-- START --
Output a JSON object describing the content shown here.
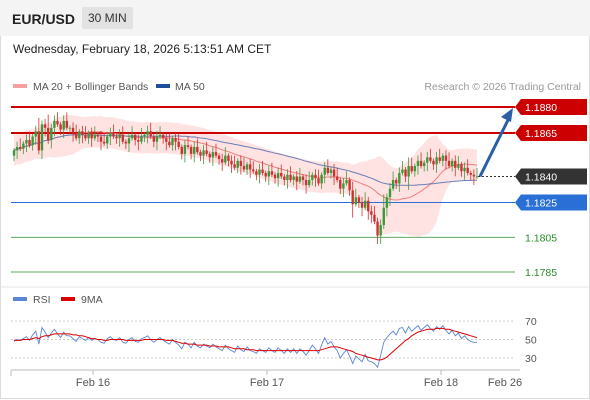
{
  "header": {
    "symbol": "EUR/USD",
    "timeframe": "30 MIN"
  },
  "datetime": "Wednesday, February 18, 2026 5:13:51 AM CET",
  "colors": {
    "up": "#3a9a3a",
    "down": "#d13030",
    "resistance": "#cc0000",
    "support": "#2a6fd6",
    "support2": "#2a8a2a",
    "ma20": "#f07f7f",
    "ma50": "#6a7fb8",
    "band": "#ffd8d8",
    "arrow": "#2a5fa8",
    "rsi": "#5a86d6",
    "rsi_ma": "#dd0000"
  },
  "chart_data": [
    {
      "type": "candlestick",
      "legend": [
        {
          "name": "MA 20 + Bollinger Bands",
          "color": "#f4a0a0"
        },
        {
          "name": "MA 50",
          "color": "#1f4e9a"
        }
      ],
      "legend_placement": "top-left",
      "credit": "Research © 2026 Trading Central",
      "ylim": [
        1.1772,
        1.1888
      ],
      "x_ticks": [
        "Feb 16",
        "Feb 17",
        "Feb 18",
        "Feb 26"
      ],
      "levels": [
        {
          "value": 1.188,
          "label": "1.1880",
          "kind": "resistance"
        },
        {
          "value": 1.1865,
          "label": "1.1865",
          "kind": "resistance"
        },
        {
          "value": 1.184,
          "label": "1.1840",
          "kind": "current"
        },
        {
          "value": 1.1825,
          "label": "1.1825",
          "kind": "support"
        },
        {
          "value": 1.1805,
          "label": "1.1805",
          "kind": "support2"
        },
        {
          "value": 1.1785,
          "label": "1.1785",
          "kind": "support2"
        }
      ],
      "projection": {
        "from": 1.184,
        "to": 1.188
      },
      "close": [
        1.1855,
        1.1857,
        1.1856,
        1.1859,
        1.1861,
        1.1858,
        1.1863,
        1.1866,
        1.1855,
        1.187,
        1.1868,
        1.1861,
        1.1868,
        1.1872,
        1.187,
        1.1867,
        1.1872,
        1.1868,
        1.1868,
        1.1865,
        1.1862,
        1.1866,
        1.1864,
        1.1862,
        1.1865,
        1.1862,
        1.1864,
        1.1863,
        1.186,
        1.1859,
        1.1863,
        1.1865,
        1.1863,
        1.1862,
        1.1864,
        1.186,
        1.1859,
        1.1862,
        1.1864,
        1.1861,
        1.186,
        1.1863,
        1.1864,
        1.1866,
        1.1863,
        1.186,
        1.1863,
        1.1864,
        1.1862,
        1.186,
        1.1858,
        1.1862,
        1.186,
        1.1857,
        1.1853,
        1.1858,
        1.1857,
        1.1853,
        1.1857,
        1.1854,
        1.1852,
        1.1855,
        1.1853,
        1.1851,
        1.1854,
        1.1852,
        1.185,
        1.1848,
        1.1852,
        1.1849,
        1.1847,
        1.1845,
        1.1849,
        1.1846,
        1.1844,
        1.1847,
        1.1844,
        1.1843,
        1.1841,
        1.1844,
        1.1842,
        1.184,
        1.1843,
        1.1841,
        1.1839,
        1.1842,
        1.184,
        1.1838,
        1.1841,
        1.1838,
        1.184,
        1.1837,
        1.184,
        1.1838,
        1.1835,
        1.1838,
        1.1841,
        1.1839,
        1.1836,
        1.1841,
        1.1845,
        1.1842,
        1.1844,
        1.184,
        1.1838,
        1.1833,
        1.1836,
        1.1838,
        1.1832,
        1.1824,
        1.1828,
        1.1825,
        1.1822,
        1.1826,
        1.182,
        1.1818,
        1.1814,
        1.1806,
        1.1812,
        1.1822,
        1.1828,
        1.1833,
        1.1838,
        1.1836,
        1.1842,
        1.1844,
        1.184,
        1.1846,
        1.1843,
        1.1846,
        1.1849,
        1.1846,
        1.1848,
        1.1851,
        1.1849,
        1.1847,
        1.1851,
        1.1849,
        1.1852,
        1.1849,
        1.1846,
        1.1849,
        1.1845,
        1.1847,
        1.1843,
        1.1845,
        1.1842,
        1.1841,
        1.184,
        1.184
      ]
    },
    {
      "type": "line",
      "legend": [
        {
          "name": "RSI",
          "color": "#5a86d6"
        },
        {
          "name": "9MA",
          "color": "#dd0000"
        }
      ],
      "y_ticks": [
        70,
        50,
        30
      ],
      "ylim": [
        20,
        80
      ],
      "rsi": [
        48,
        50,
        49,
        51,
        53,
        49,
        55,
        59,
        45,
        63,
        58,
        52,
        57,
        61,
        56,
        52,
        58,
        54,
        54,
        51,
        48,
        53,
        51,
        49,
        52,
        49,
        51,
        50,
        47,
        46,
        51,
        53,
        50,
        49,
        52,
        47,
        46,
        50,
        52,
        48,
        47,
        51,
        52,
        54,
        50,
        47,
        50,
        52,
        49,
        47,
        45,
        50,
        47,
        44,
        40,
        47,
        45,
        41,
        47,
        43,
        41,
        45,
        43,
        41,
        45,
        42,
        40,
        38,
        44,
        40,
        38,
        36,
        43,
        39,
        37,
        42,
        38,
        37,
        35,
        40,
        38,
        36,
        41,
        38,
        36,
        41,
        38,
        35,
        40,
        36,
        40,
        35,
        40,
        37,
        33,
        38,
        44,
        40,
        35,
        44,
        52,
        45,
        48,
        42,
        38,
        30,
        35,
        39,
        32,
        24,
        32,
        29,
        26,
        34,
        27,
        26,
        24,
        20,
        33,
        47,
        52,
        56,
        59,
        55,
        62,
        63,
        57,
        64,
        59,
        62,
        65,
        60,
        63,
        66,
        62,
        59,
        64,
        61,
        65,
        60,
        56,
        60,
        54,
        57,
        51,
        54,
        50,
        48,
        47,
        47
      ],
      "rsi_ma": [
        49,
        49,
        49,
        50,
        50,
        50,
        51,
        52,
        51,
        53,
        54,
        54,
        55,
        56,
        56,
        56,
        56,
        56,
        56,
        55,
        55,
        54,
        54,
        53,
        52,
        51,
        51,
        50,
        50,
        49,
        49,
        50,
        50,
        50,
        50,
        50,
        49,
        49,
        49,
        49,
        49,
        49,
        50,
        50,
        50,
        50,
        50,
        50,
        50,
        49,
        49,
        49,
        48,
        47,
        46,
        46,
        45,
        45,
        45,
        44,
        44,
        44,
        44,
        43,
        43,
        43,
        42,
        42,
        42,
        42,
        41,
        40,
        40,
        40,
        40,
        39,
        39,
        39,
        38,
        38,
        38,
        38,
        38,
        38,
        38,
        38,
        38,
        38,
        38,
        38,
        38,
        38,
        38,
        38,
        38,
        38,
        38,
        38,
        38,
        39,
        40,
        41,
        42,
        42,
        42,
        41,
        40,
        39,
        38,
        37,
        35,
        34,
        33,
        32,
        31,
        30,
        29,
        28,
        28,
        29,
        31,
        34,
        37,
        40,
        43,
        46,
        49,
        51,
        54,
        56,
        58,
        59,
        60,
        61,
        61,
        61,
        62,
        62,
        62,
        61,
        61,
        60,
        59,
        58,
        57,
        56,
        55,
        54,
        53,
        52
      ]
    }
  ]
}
-- END --
• [What this task involves]: Each line in the data that holds the string "value" should be found and copied.

• [Written answer]:
          "value": 1.188,
          "value": 1.1865,
          "value": 1.184,
          "value": 1.1825,
          "value": 1.1805,
          "value": 1.1785,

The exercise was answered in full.